Rows
"""
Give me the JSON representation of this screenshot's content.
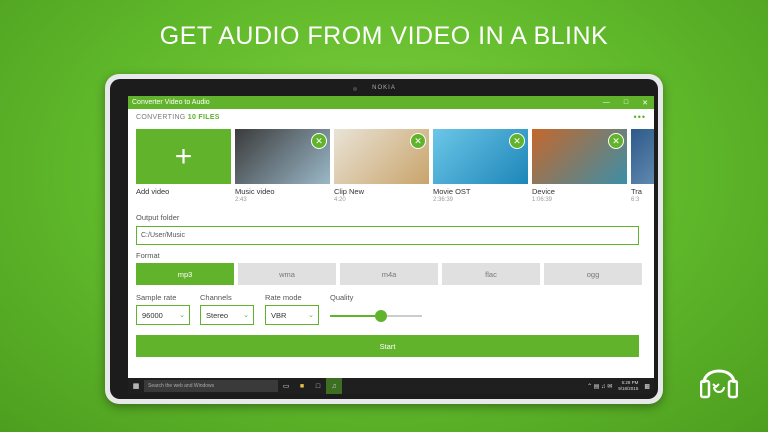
{
  "promo": {
    "headline": "GET AUDIO FROM VIDEO IN A  BLINK"
  },
  "device": {
    "brand": "NOKIA"
  },
  "window": {
    "title": "Converter Video to Audio",
    "controls": [
      "—",
      "□",
      "✕"
    ]
  },
  "header": {
    "converting_prefix": "CONVERTING",
    "converting_count": "10 FILES",
    "more": "•••"
  },
  "tiles": [
    {
      "name": "Add video",
      "duration": "",
      "kind": "add",
      "icon": "plus-icon"
    },
    {
      "name": "Music video",
      "duration": "2:43",
      "kind": "video",
      "colors": [
        "#3b3b3b",
        "#9ab8c8"
      ]
    },
    {
      "name": "Clip New",
      "duration": "4:20",
      "kind": "video",
      "colors": [
        "#e9e3d6",
        "#c9a46b"
      ]
    },
    {
      "name": "Movie OST",
      "duration": "2:36:39",
      "kind": "video",
      "colors": [
        "#6cc6e8",
        "#1d86b8"
      ]
    },
    {
      "name": "Device",
      "duration": "1:06:39",
      "kind": "video",
      "colors": [
        "#c4672c",
        "#3c8fa8"
      ]
    },
    {
      "name": "Tra",
      "duration": "6:3",
      "kind": "video",
      "colors": [
        "#2d5a8a",
        "#8fb3d0"
      ]
    }
  ],
  "output": {
    "label": "Output folder",
    "value": "C:/User/Music"
  },
  "format": {
    "label": "Format",
    "options": [
      "mp3",
      "wma",
      "m4a",
      "flac",
      "ogg"
    ],
    "selected": "mp3"
  },
  "settings": {
    "sample_rate": {
      "label": "Sample rate",
      "value": "96000"
    },
    "channels": {
      "label": "Channels",
      "value": "Stereo"
    },
    "rate_mode": {
      "label": "Rate mode",
      "value": "VBR"
    },
    "quality": {
      "label": "Quality",
      "level": 0.55
    }
  },
  "actions": {
    "start": "Start"
  },
  "taskbar": {
    "search_placeholder": "Search the web and Windows",
    "time": "5:28 PM",
    "date": "9/18/2015"
  },
  "colors": {
    "accent": "#62b32c",
    "background": "#5fb82a"
  }
}
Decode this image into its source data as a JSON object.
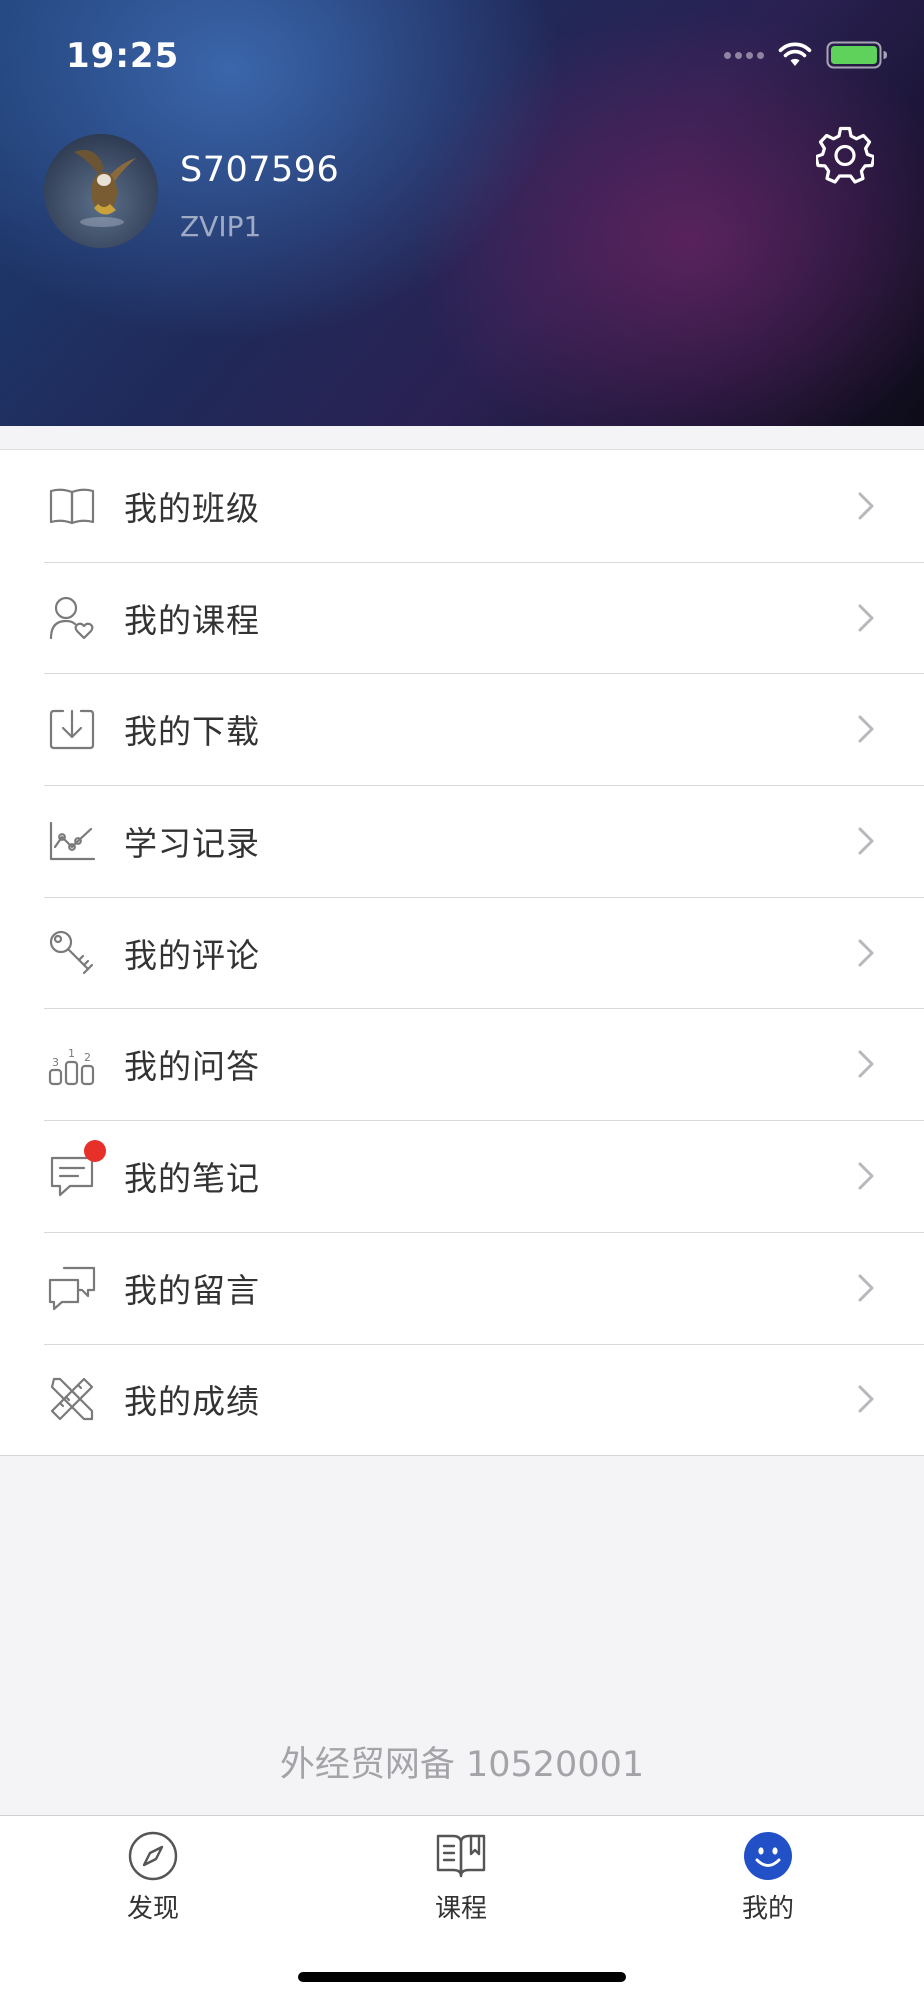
"""
Exercise description
Find every line in the records above that contains the word "value", and copy each one.

Correct output
    "value": "C:/User/Music"
      "value": "96000"
      "value": "Stereo"
      "value": "VBR"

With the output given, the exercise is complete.